++++ Data to use ++++

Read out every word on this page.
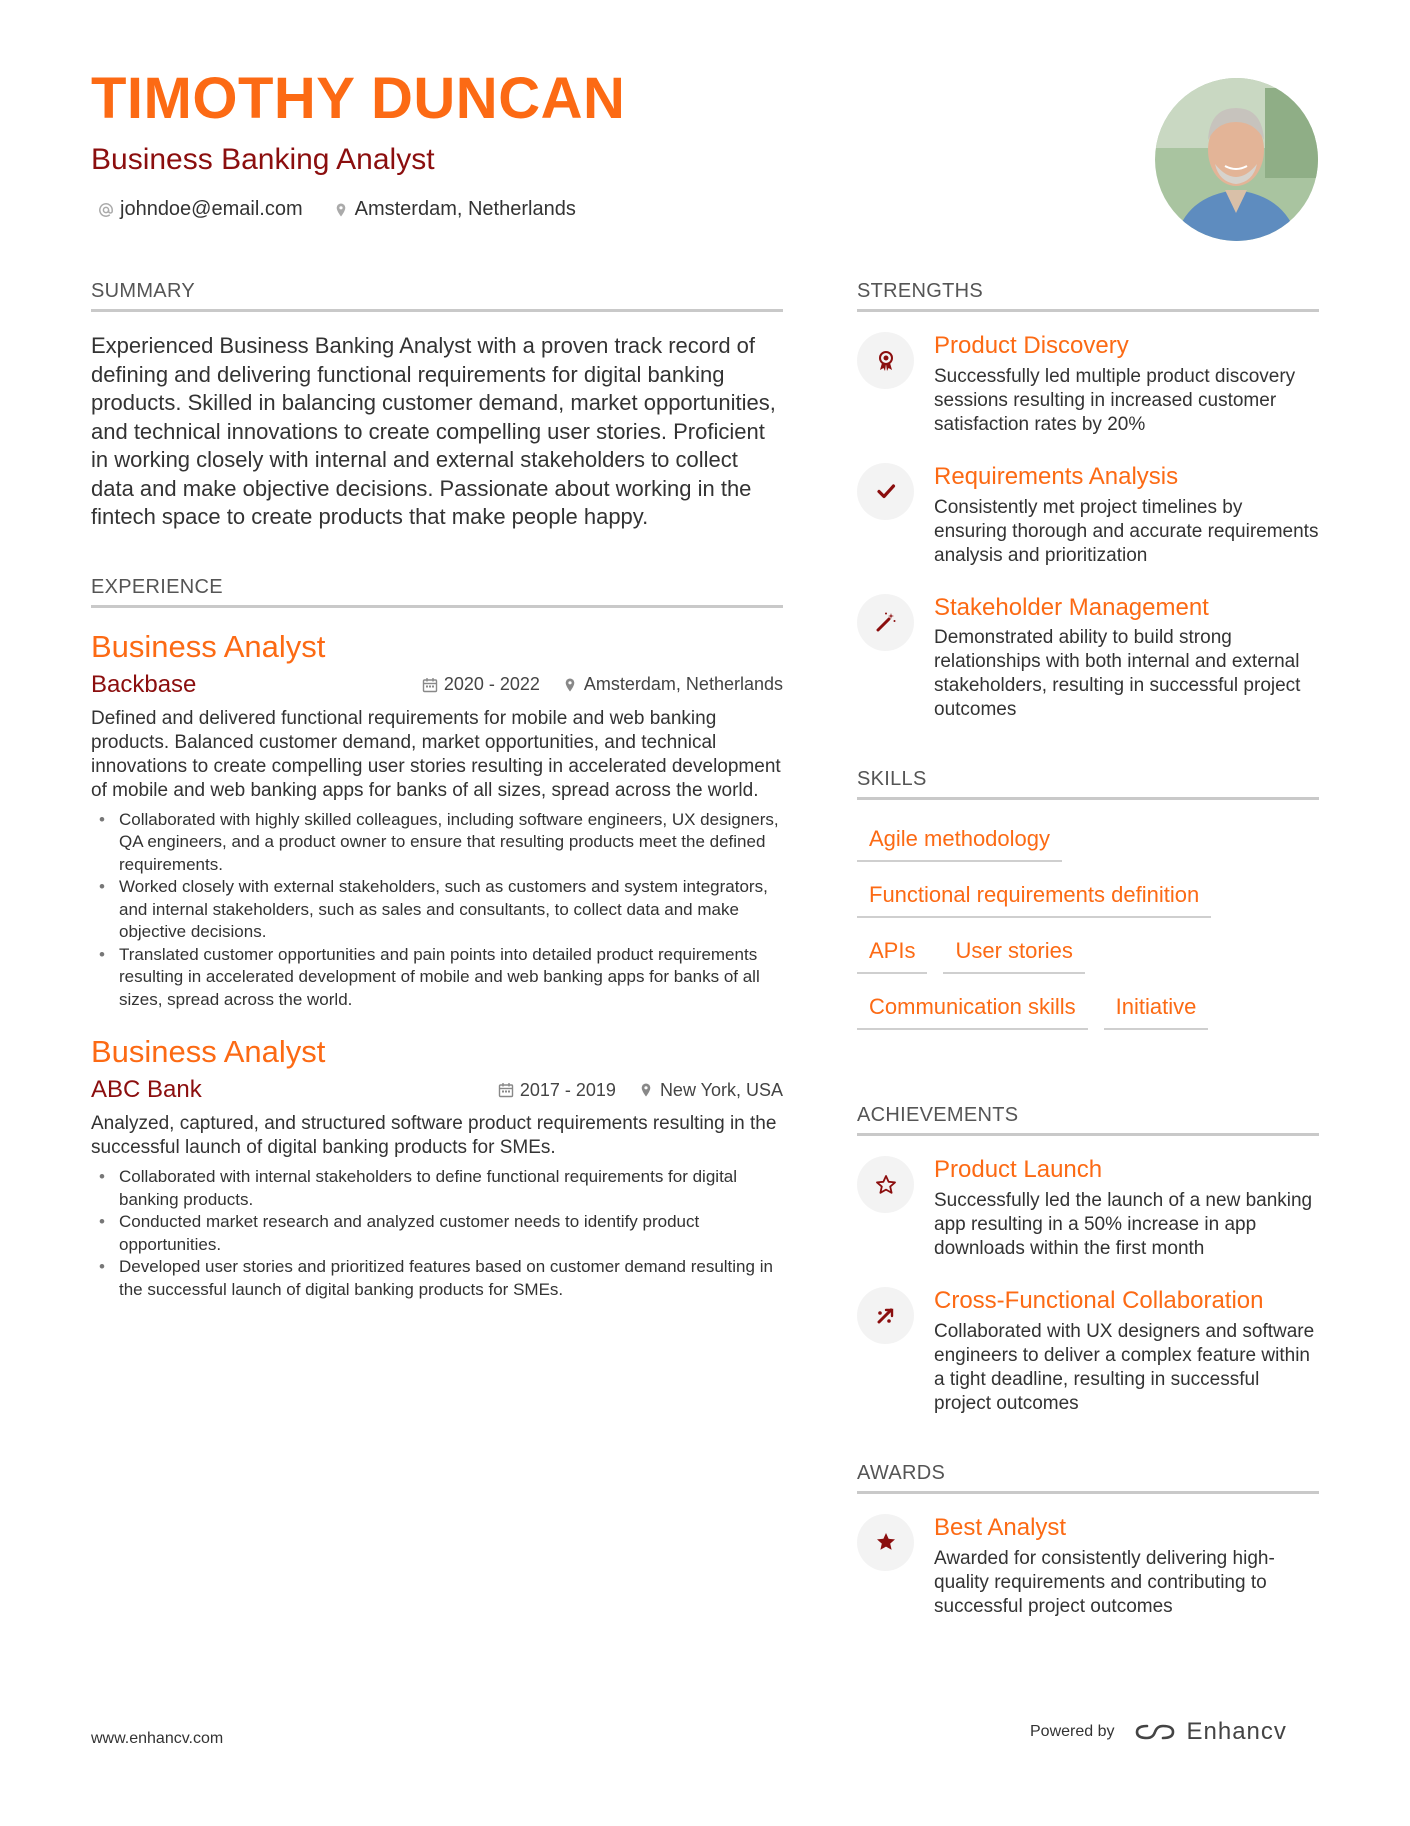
TIMOTHY DUNCAN
Business Banking Analyst
johndoe@email.com	Amsterdam, Netherlands
SUMMARY
Experienced Business Banking Analyst with a proven track record of defining and delivering functional requirements for digital banking products. Skilled in balancing customer demand, market opportunities, and technical innovations to create compelling user stories. Proficient in working closely with internal and external stakeholders to collect data and make objective decisions. Passionate about working in the fintech space to create products that make people happy.
EXPERIENCE
Business Analyst
Backbase	2020 - 2022 Amsterdam, Netherlands
Defined and delivered functional requirements for mobile and web banking products. Balanced customer demand, market opportunities, and technical innovations to create compelling user stories resulting in accelerated development of mobile and web banking apps for banks of all sizes, spread across the world.
• Collaborated with highly skilled colleagues, including software engineers, UX designers, QA engineers, and a product owner to ensure that resulting products meet the defined requirements.
• Worked closely with external stakeholders, such as customers and system integrators, and internal stakeholders, such as sales and consultants, to collect data and make objective decisions.
• Translated customer opportunities and pain points into detailed product requirements resulting in accelerated development of mobile and web banking apps for banks of all sizes, spread across the world.
Business Analyst
ABC Bank	2017 - 2019 New York, USA
Analyzed, captured, and structured software product requirements resulting in the successful launch of digital banking products for SMEs.
• Collaborated with internal stakeholders to define functional requirements for digital banking products.
• Conducted market research and analyzed customer needs to identify product opportunities.
• Developed user stories and prioritized features based on customer demand resulting in the successful launch of digital banking products for SMEs.
STRENGTHS
Product Discovery
Successfully led multiple product discovery sessions resulting in increased customer satisfaction rates by 20%
Requirements Analysis
Consistently met project timelines by ensuring thorough and accurate requirements analysis and prioritization
Stakeholder Management
Demonstrated ability to build strong relationships with both internal and external stakeholders, resulting in successful project outcomes
SKILLS
Agile methodology
Functional requirements definition
APIs	User stories
Communication skills	Initiative
ACHIEVEMENTS
Product Launch
Successfully led the launch of a new banking app resulting in a 50% increase in app downloads within the first month
Cross-Functional Collaboration
Collaborated with UX designers and software engineers to deliver a complex feature within a tight deadline, resulting in successful project outcomes
AWARDS
Best Analyst
Awarded for consistently delivering high-quality requirements and contributing to successful project outcomes
www.enhancv.com	Powered by	Enhancv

++++

Reproduce the data verbatim. Do not carry any picture into the copy.

**Exercise solution**:
Read out every word on this page.
TIMOTHY DUNCAN
Business Banking Analyst
johndoe@email.com	Amsterdam, Netherlands
SUMMARY
Experienced Business Banking Analyst with a proven track record of defining and delivering functional requirements for digital banking products. Skilled in balancing customer demand, market opportunities, and technical innovations to create compelling user stories. Proficient in working closely with internal and external stakeholders to collect data and make objective decisions. Passionate about working in the fintech space to create products that make people happy.
EXPERIENCE
Business Analyst
Backbase	2020 - 2022 Amsterdam, Netherlands
Defined and delivered functional requirements for mobile and web banking products. Balanced customer demand, market opportunities, and technical innovations to create compelling user stories resulting in accelerated development of mobile and web banking apps for banks of all sizes, spread across the world.
• Collaborated with highly skilled colleagues, including software engineers, UX designers, QA engineers, and a product owner to ensure that resulting products meet the defined requirements.
• Worked closely with external stakeholders, such as customers and system integrators, and internal stakeholders, such as sales and consultants, to collect data and make objective decisions.
• Translated customer opportunities and pain points into detailed product requirements resulting in accelerated development of mobile and web banking apps for banks of all sizes, spread across the world.
Business Analyst
ABC Bank	2017 - 2019 New York, USA
Analyzed, captured, and structured software product requirements resulting in the successful launch of digital banking products for SMEs.
• Collaborated with internal stakeholders to define functional requirements for digital banking products.
• Conducted market research and analyzed customer needs to identify product opportunities.
• Developed user stories and prioritized features based on customer demand resulting in the successful launch of digital banking products for SMEs.
STRENGTHS
Product Discovery
Successfully led multiple product discovery sessions resulting in increased customer satisfaction rates by 20%
Requirements Analysis
Consistently met project timelines by ensuring thorough and accurate requirements analysis and prioritization
Stakeholder Management
Demonstrated ability to build strong relationships with both internal and external stakeholders, resulting in successful project outcomes
SKILLS
Agile methodology
Functional requirements definition
APIs	User stories
Communication skills	Initiative
ACHIEVEMENTS
Product Launch
Successfully led the launch of a new banking app resulting in a 50% increase in app downloads within the first month
Cross-Functional Collaboration
Collaborated with UX designers and software engineers to deliver a complex feature within a tight deadline, resulting in successful project outcomes
AWARDS
Best Analyst
Awarded for consistently delivering high-quality requirements and contributing to successful project outcomes
www.enhancv.com	Powered by	Enhancv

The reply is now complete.